TASK STATEMENT: Among the lines listed below, count those that include the string "content", and state only the count.

►

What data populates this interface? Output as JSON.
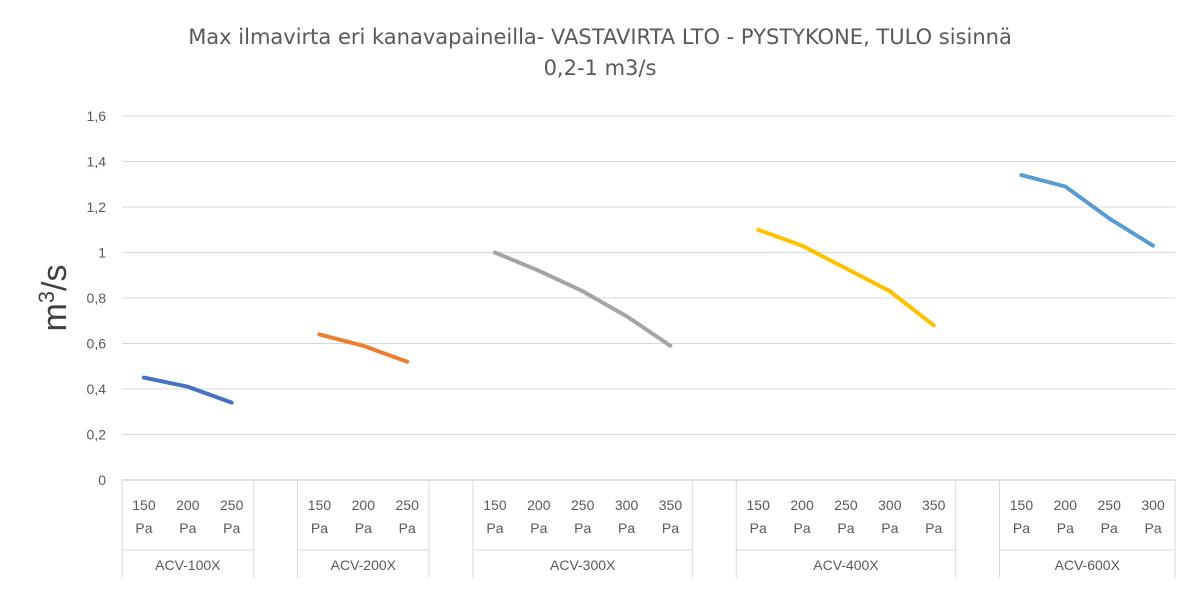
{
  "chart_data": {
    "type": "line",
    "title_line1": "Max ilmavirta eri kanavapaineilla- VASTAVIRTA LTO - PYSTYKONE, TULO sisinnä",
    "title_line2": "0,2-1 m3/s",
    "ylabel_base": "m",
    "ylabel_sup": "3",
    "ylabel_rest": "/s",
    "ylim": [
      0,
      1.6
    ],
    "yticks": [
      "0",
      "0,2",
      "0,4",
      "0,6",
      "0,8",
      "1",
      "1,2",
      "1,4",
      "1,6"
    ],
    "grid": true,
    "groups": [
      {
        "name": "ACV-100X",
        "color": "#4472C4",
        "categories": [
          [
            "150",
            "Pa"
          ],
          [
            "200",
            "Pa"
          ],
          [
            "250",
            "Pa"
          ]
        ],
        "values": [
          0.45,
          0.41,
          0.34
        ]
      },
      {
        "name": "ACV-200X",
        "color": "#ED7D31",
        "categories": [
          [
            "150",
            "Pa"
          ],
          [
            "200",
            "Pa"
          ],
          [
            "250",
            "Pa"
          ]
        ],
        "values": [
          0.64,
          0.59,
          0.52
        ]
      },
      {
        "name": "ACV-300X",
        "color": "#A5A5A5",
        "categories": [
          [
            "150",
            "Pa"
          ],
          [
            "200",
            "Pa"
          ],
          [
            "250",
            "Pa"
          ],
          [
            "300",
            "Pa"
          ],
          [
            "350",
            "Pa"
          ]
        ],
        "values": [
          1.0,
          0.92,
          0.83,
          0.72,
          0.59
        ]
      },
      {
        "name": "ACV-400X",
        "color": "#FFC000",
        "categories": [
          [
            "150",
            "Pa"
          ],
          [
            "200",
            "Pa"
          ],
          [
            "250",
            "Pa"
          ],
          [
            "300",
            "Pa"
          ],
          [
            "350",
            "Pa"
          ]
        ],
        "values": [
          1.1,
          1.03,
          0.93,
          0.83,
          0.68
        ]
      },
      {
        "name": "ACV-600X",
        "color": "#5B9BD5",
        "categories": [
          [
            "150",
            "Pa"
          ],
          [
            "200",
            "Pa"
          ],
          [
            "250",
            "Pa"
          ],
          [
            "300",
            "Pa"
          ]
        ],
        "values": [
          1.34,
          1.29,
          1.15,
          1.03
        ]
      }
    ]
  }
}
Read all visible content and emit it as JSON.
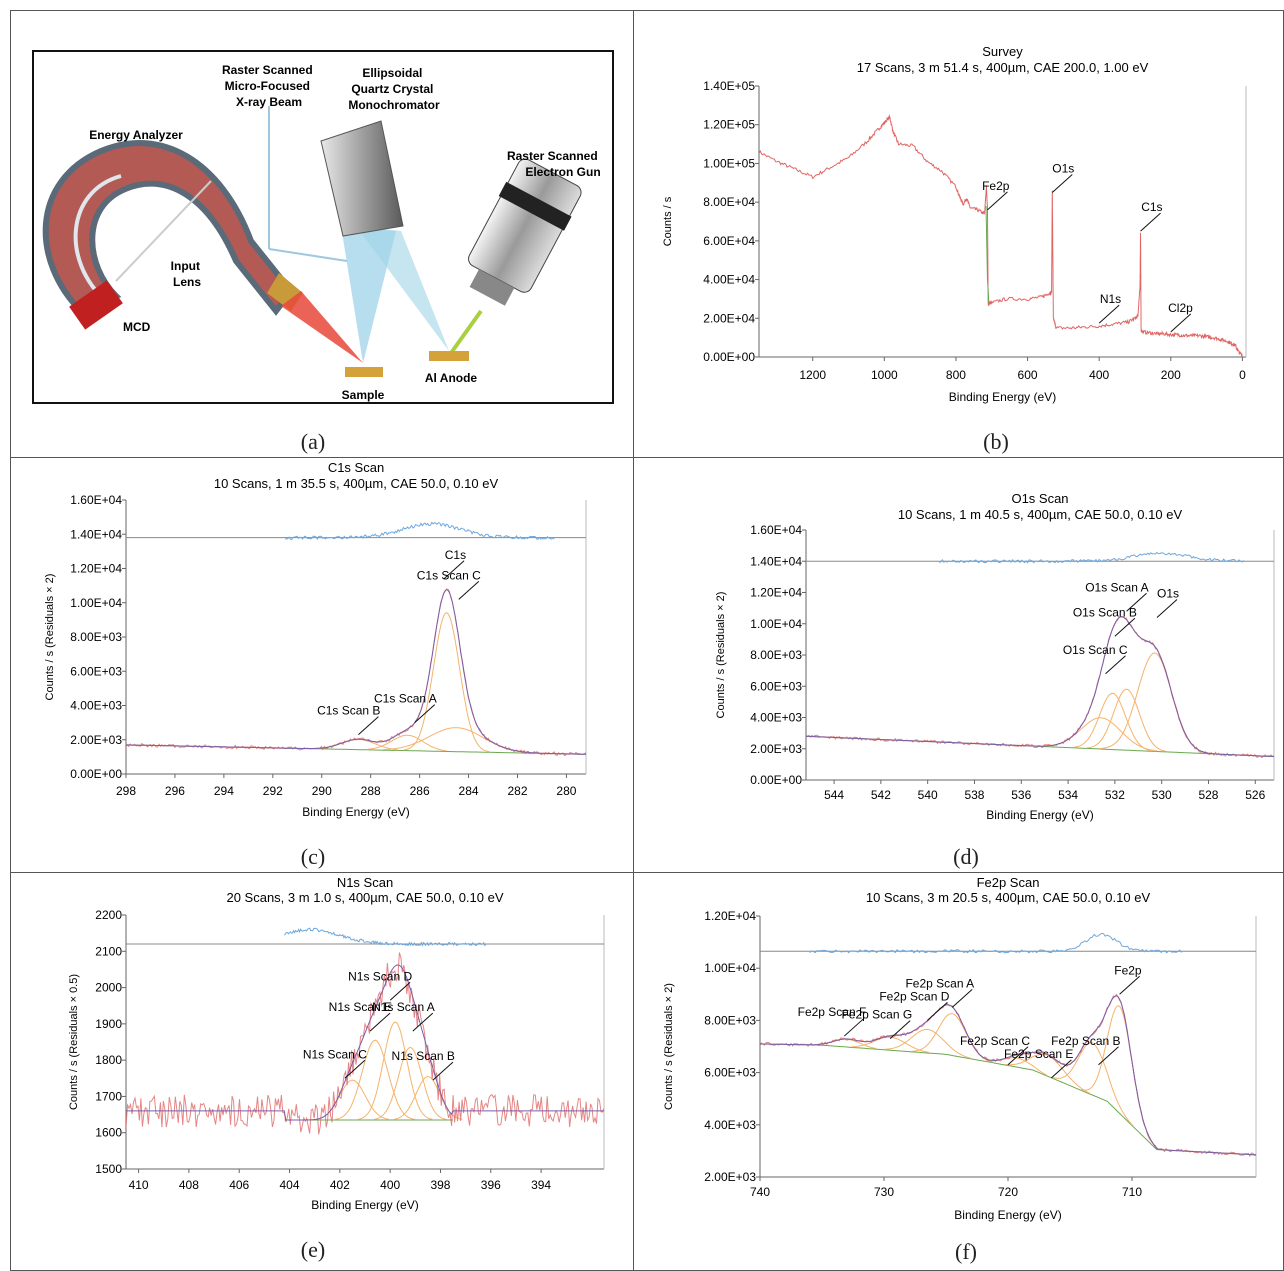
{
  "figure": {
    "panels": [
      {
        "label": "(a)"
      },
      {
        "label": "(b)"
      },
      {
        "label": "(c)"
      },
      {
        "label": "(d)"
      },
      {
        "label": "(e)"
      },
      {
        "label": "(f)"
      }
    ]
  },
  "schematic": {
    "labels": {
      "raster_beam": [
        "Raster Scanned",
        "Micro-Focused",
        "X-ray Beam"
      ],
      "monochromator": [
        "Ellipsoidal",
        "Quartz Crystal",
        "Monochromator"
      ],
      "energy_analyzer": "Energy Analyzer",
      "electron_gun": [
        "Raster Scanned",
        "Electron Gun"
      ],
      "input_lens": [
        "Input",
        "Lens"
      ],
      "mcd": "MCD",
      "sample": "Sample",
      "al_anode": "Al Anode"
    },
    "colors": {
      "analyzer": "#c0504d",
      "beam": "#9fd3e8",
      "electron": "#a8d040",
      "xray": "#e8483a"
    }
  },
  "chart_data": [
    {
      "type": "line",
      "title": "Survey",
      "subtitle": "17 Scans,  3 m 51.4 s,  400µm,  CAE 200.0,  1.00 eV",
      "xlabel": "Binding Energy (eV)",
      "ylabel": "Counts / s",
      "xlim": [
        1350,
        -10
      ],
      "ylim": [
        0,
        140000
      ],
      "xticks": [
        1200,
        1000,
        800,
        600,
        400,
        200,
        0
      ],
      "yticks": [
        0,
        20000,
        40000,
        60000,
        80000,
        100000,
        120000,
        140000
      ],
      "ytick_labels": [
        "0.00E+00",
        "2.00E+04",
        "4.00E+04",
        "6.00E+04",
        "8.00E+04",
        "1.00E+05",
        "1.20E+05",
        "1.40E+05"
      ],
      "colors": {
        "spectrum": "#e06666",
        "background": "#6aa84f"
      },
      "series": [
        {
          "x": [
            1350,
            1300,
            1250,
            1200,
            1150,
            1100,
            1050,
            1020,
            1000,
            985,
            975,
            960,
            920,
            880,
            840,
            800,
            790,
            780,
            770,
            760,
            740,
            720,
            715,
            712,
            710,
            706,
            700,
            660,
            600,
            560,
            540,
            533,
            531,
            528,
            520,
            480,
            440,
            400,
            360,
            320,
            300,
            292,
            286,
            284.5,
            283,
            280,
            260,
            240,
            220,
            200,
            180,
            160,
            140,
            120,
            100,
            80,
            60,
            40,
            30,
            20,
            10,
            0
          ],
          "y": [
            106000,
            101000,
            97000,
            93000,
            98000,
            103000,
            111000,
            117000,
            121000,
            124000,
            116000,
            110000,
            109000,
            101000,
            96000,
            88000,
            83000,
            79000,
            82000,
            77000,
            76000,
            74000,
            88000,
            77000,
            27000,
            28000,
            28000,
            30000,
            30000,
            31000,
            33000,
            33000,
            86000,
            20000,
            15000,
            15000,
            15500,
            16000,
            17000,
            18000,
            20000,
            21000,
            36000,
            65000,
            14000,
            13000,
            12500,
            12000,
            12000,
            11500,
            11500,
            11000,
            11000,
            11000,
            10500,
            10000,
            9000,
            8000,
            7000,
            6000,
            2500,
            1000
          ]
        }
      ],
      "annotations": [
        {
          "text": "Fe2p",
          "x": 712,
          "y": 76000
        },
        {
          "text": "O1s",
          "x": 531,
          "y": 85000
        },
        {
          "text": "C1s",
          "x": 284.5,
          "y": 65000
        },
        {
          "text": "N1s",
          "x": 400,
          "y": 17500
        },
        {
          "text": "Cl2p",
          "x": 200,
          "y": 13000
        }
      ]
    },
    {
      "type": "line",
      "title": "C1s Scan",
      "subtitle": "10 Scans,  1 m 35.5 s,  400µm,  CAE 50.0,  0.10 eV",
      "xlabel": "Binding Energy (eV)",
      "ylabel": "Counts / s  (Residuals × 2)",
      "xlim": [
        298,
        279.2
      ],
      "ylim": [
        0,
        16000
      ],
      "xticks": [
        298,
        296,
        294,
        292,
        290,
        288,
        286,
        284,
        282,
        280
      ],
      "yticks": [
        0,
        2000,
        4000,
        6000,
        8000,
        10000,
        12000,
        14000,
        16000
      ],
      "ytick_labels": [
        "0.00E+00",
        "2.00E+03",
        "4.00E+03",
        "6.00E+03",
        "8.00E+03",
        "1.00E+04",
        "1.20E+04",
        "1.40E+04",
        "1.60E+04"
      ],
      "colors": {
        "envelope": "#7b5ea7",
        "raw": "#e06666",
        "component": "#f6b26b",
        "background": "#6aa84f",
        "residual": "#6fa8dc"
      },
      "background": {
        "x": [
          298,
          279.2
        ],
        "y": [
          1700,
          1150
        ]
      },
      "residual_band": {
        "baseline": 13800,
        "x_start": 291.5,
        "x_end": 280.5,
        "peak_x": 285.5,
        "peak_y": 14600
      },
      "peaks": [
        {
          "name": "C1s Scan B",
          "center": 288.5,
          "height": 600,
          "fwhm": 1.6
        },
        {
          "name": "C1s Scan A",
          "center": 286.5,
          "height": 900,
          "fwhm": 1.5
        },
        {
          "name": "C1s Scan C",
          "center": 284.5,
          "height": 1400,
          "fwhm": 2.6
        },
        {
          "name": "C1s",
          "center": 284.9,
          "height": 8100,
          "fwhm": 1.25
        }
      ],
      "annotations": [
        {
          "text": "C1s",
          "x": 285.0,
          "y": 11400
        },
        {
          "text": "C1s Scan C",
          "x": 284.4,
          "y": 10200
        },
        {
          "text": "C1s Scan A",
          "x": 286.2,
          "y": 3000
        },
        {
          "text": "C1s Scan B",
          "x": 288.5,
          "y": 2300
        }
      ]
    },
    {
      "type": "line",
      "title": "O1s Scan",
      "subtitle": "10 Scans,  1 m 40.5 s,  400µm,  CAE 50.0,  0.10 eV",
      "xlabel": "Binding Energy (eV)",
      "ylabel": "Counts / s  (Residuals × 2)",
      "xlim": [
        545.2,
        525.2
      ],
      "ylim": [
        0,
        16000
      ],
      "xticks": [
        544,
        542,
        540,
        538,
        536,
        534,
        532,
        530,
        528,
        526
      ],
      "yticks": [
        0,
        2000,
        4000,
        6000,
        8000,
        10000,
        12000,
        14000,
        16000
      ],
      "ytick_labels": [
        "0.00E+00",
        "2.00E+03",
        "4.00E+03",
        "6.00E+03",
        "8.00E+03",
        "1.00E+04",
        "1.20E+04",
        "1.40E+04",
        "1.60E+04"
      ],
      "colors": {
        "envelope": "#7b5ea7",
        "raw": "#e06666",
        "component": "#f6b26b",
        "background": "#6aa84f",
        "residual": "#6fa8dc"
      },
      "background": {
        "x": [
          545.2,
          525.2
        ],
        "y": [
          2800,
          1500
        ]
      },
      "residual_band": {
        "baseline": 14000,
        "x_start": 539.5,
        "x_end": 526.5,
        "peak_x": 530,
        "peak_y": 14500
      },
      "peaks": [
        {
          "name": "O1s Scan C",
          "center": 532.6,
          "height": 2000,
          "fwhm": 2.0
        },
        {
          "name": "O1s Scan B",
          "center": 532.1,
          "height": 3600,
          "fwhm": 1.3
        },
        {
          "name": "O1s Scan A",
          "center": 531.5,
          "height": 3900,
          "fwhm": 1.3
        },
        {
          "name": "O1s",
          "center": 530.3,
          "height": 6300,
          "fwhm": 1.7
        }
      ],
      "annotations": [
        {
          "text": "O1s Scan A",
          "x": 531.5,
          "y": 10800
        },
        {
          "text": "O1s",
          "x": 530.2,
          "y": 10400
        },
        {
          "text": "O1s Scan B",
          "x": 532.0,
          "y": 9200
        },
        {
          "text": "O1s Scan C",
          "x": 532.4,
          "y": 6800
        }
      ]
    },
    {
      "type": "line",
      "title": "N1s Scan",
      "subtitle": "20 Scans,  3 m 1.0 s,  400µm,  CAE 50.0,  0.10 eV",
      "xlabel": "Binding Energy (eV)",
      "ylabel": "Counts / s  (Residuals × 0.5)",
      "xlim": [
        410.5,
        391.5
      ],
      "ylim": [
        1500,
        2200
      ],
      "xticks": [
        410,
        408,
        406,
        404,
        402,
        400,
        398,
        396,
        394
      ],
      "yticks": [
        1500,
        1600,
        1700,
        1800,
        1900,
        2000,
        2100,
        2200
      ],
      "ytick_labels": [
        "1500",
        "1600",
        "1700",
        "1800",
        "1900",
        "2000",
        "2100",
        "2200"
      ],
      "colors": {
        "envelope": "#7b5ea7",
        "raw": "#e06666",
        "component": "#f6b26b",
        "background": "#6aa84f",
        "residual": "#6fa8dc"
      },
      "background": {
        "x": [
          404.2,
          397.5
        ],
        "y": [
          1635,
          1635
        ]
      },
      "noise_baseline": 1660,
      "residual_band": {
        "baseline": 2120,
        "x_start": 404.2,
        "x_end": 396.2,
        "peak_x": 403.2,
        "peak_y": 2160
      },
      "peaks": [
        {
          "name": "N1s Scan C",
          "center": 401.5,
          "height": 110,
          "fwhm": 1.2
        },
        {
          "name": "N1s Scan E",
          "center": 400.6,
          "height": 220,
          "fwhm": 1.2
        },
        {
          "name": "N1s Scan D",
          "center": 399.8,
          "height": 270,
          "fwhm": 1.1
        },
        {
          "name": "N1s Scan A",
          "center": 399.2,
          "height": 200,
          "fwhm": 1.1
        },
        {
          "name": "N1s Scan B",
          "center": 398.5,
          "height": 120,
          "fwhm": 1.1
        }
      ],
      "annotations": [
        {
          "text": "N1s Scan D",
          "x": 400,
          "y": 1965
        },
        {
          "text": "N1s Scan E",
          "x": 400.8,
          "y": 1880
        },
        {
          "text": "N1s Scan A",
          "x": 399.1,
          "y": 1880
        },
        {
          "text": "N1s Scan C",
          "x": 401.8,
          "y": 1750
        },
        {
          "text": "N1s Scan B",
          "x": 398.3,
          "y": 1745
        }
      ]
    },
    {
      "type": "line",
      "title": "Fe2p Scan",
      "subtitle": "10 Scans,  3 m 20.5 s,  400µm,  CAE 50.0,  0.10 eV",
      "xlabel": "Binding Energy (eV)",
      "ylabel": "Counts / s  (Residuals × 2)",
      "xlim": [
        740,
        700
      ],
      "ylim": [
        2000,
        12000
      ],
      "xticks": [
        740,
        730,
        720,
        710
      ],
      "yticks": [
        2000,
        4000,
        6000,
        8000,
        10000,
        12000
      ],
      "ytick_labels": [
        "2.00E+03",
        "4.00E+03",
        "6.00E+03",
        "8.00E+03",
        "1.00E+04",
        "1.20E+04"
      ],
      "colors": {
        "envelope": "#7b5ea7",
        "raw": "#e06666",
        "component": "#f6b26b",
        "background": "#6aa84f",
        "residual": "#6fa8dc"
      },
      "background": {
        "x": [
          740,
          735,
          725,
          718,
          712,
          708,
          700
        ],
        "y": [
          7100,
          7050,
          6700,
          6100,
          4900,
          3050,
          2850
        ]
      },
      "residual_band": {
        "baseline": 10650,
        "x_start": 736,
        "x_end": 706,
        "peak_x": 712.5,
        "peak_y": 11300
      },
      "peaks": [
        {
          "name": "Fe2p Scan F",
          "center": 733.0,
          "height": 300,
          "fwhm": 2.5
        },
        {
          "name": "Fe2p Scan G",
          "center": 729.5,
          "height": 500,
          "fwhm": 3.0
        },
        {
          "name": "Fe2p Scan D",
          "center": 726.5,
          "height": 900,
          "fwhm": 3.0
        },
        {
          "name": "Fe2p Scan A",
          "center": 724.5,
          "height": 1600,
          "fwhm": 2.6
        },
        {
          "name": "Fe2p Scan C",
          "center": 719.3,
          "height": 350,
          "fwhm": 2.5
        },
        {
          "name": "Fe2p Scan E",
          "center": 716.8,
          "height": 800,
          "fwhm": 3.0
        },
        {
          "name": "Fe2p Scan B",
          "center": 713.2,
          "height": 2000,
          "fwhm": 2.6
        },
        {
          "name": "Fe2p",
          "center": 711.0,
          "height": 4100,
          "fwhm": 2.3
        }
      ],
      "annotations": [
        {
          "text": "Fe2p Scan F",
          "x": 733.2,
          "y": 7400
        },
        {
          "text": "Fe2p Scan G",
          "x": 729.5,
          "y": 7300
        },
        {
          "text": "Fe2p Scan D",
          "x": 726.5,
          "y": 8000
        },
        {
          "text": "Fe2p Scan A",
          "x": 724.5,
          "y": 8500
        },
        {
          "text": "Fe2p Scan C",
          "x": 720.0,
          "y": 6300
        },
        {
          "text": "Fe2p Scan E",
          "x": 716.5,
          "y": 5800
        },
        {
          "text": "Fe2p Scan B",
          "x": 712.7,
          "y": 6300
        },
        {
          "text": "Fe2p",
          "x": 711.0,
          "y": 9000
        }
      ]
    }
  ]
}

◄
►

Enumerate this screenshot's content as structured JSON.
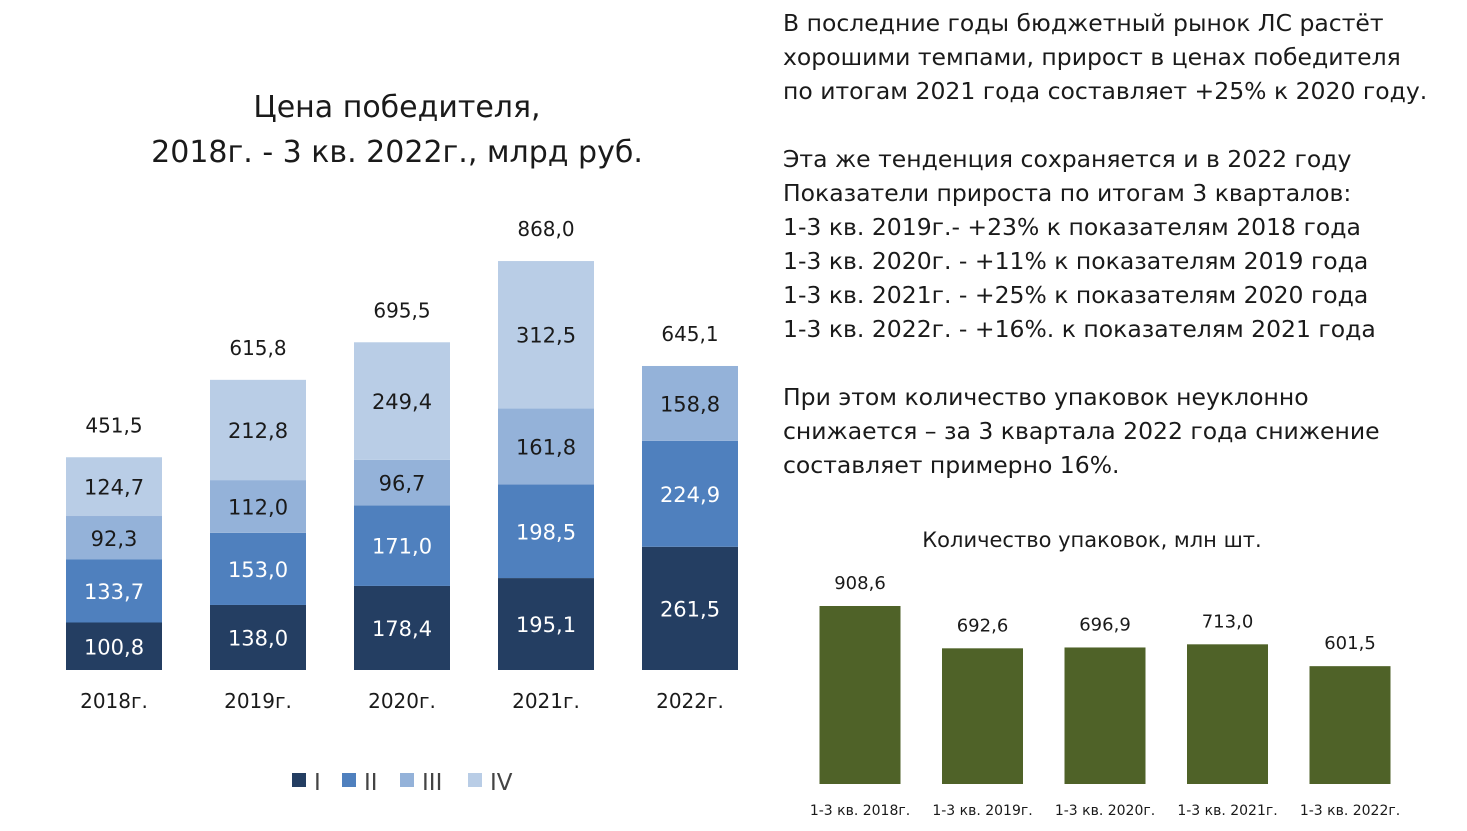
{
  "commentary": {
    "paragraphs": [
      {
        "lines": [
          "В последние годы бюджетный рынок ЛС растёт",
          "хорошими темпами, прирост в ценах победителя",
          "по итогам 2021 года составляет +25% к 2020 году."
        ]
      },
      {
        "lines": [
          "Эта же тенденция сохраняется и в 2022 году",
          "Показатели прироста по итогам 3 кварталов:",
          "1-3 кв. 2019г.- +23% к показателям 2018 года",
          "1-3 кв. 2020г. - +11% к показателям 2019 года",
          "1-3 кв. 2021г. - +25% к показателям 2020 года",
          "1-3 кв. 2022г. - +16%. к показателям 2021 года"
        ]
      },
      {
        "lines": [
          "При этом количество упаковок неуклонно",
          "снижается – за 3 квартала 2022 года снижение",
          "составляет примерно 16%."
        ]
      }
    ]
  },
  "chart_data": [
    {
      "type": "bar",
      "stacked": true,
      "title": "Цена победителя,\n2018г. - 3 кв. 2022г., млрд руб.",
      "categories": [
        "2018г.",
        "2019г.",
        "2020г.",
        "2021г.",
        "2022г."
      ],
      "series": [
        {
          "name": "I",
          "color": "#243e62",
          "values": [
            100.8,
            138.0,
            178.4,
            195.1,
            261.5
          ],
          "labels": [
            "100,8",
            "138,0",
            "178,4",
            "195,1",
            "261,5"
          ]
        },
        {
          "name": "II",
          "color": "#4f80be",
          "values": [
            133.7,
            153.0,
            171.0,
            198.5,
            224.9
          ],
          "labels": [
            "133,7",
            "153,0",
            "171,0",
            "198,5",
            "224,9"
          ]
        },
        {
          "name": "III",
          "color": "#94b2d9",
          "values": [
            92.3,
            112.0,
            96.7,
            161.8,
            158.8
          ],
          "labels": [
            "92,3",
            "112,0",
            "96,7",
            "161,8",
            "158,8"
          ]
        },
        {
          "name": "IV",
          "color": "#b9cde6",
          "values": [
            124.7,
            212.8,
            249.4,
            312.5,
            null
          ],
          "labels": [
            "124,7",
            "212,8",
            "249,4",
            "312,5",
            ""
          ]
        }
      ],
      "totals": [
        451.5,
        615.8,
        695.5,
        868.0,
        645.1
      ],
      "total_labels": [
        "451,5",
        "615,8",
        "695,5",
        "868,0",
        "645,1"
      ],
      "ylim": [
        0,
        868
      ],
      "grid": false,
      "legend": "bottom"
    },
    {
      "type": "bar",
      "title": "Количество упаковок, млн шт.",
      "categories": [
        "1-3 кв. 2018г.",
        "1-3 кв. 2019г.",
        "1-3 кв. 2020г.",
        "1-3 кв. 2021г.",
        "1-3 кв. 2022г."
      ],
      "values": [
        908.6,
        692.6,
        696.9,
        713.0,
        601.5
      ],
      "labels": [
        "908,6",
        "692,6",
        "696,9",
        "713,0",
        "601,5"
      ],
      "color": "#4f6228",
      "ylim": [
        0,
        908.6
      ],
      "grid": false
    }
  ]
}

◄

RESPONSE: 2